>> BEGIN
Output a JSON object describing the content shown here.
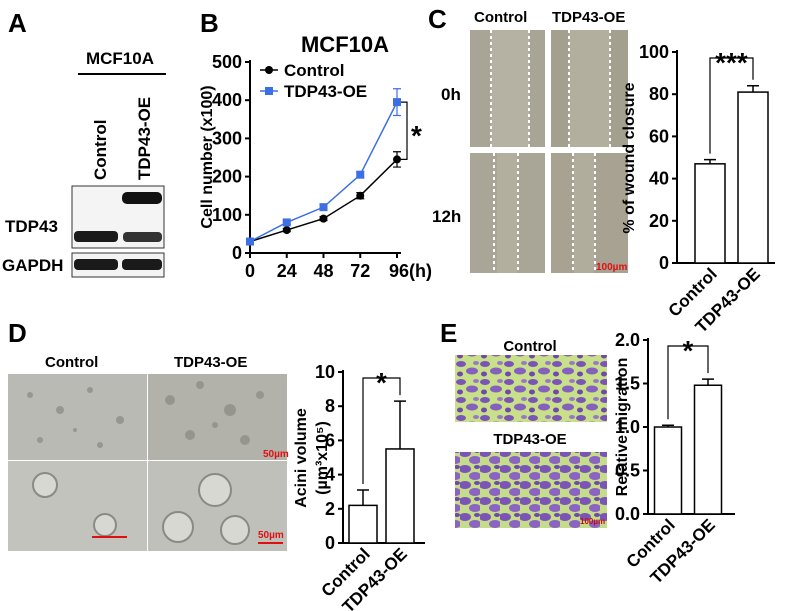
{
  "panel_labels": [
    "A",
    "B",
    "C",
    "D",
    "E"
  ],
  "blot": {
    "cell_line": "MCF10A",
    "lanes": [
      "Control",
      "TDP43-OE"
    ],
    "rows": [
      "TDP43",
      "GAPDH"
    ]
  },
  "wound": {
    "columns": [
      "Control",
      "TDP43-OE"
    ],
    "rows": [
      "0h",
      "12h"
    ],
    "scale_bar": "100µm"
  },
  "acini": {
    "columns": [
      "Control",
      "TDP43-OE"
    ],
    "scale_bars": [
      "50µm",
      "50µm"
    ]
  },
  "transwell": {
    "rows": [
      "Control",
      "TDP43-OE"
    ],
    "scale_bar": "100µm"
  },
  "chart_data": [
    {
      "type": "line",
      "title": "MCF10A",
      "ylabel": "Cell number (x100)",
      "x": [
        0,
        24,
        48,
        72,
        96
      ],
      "xlim": [
        0,
        96
      ],
      "xticks": [
        0,
        24,
        48,
        72,
        {
          "value": 96,
          "label": "96(h)"
        }
      ],
      "ylim": [
        0,
        500
      ],
      "yticks": [
        0,
        100,
        200,
        300,
        400,
        500
      ],
      "series": [
        {
          "name": "Control",
          "color": "#000000",
          "marker": "circle",
          "values": [
            30,
            60,
            90,
            150,
            245
          ],
          "errors": [
            3,
            4,
            5,
            8,
            20
          ]
        },
        {
          "name": "TDP43-OE",
          "color": "#3b6fe3",
          "marker": "square",
          "values": [
            30,
            80,
            120,
            205,
            395
          ],
          "errors": [
            3,
            5,
            6,
            8,
            35
          ]
        }
      ],
      "legend": "upper left",
      "annotation": "*"
    },
    {
      "type": "bar",
      "ylabel": "% of wound closure",
      "categories": [
        "Control",
        "TDP43-OE"
      ],
      "values": [
        47,
        81
      ],
      "errors": [
        2,
        3
      ],
      "color": "#ffffff",
      "ylim": [
        0,
        100
      ],
      "yticks": [
        0,
        20,
        40,
        60,
        80,
        100
      ],
      "annotation": "***"
    },
    {
      "type": "bar",
      "ylabel": [
        "Acini volume",
        "(µm³x10⁵)"
      ],
      "categories": [
        "Control",
        "TDP43-OE"
      ],
      "values": [
        2.2,
        5.5
      ],
      "errors": [
        0.9,
        2.8
      ],
      "color": "#ffffff",
      "ylim": [
        0,
        10
      ],
      "yticks": [
        0,
        2,
        4,
        6,
        8,
        10
      ],
      "annotation": "*"
    },
    {
      "type": "bar",
      "ylabel": "Relative migration",
      "categories": [
        "Control",
        "TDP43-OE"
      ],
      "values": [
        1.0,
        1.48
      ],
      "errors": [
        0.02,
        0.07
      ],
      "color": "#ffffff",
      "ylim": [
        0,
        2.0
      ],
      "yticks": [
        {
          "value": 0,
          "label": "0.0"
        },
        0.5,
        {
          "value": 1,
          "label": "1.0"
        },
        1.5,
        {
          "value": 2,
          "label": "2.0"
        }
      ],
      "annotation": "*"
    }
  ]
}
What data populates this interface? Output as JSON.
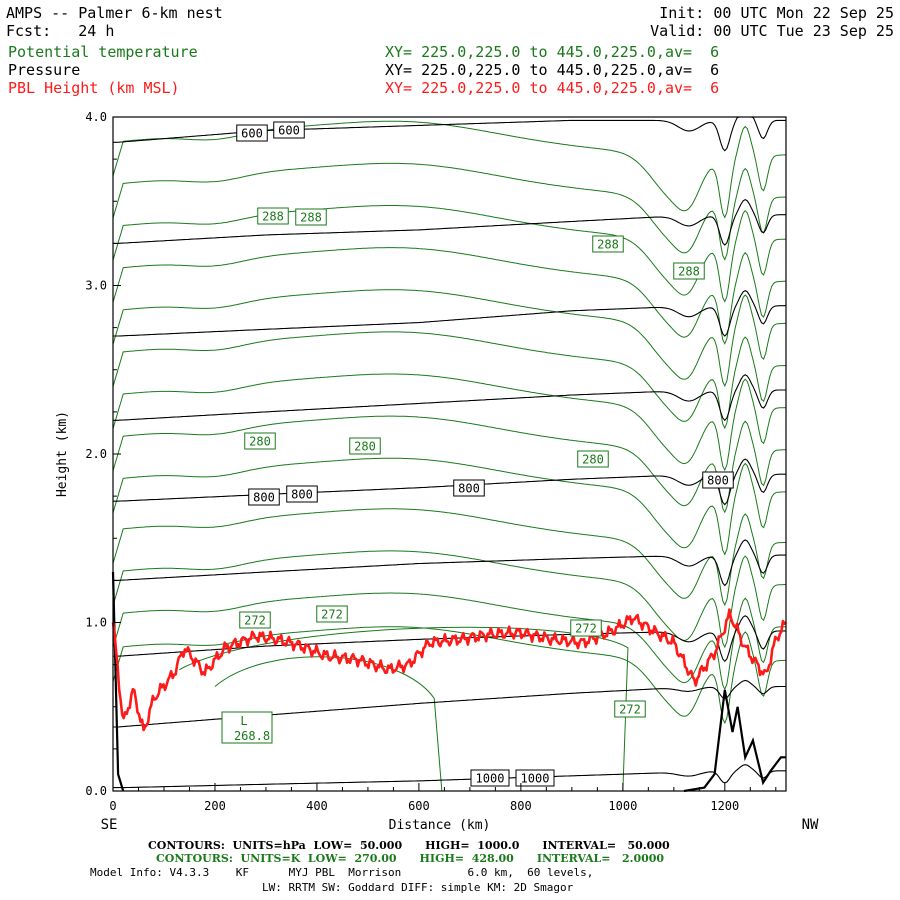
>> END
- **REQUIRED WORK**:
Reproduce the material above in full and without alteration, but skip all pictures.

- **WRITTEN RESPONSE**:
Output a JSON object describing the content shown here.
{
  "panel_labels": [
    "A",
    "B",
    "C",
    "D",
    "E"
  ],
  "blot": {
    "cell_line": "MCF10A",
    "lanes": [
      "Control",
      "TDP43-OE"
    ],
    "rows": [
      "TDP43",
      "GAPDH"
    ]
  },
  "wound": {
    "columns": [
      "Control",
      "TDP43-OE"
    ],
    "rows": [
      "0h",
      "12h"
    ],
    "scale_bar": "100µm"
  },
  "acini": {
    "columns": [
      "Control",
      "TDP43-OE"
    ],
    "scale_bars": [
      "50µm",
      "50µm"
    ]
  },
  "transwell": {
    "rows": [
      "Control",
      "TDP43-OE"
    ],
    "scale_bar": "100µm"
  },
  "chart_data": [
    {
      "type": "line",
      "title": "MCF10A",
      "ylabel": "Cell number (x100)",
      "x": [
        0,
        24,
        48,
        72,
        96
      ],
      "xlim": [
        0,
        96
      ],
      "xticks": [
        0,
        24,
        48,
        72,
        {
          "value": 96,
          "label": "96(h)"
        }
      ],
      "ylim": [
        0,
        500
      ],
      "yticks": [
        0,
        100,
        200,
        300,
        400,
        500
      ],
      "series": [
        {
          "name": "Control",
          "color": "#000000",
          "marker": "circle",
          "values": [
            30,
            60,
            90,
            150,
            245
          ],
          "errors": [
            3,
            4,
            5,
            8,
            20
          ]
        },
        {
          "name": "TDP43-OE",
          "color": "#3b6fe3",
          "marker": "square",
          "values": [
            30,
            80,
            120,
            205,
            395
          ],
          "errors": [
            3,
            5,
            6,
            8,
            35
          ]
        }
      ],
      "legend": "upper left",
      "annotation": "*"
    },
    {
      "type": "bar",
      "ylabel": "% of wound closure",
      "categories": [
        "Control",
        "TDP43-OE"
      ],
      "values": [
        47,
        81
      ],
      "errors": [
        2,
        3
      ],
      "color": "#ffffff",
      "ylim": [
        0,
        100
      ],
      "yticks": [
        0,
        20,
        40,
        60,
        80,
        100
      ],
      "annotation": "***"
    },
    {
      "type": "bar",
      "ylabel": [
        "Acini volume",
        "(µm³x10⁵)"
      ],
      "categories": [
        "Control",
        "TDP43-OE"
      ],
      "values": [
        2.2,
        5.5
      ],
      "errors": [
        0.9,
        2.8
      ],
      "color": "#ffffff",
      "ylim": [
        0,
        10
      ],
      "yticks": [
        0,
        2,
        4,
        6,
        8,
        10
      ],
      "annotation": "*"
    },
    {
      "type": "bar",
      "ylabel": "Relative migration",
      "categories": [
        "Control",
        "TDP43-OE"
      ],
      "values": [
        1.0,
        1.48
      ],
      "errors": [
        0.02,
        0.07
      ],
      "color": "#ffffff",
      "ylim": [
        0,
        2.0
      ],
      "yticks": [
        {
          "value": 0,
          "label": "0.0"
        },
        0.5,
        {
          "value": 1,
          "label": "1.0"
        },
        1.5,
        {
          "value": 2,
          "label": "2.0"
        }
      ],
      "annotation": "*"
    }
  ]
}
What data populates this interface? Output as JSON.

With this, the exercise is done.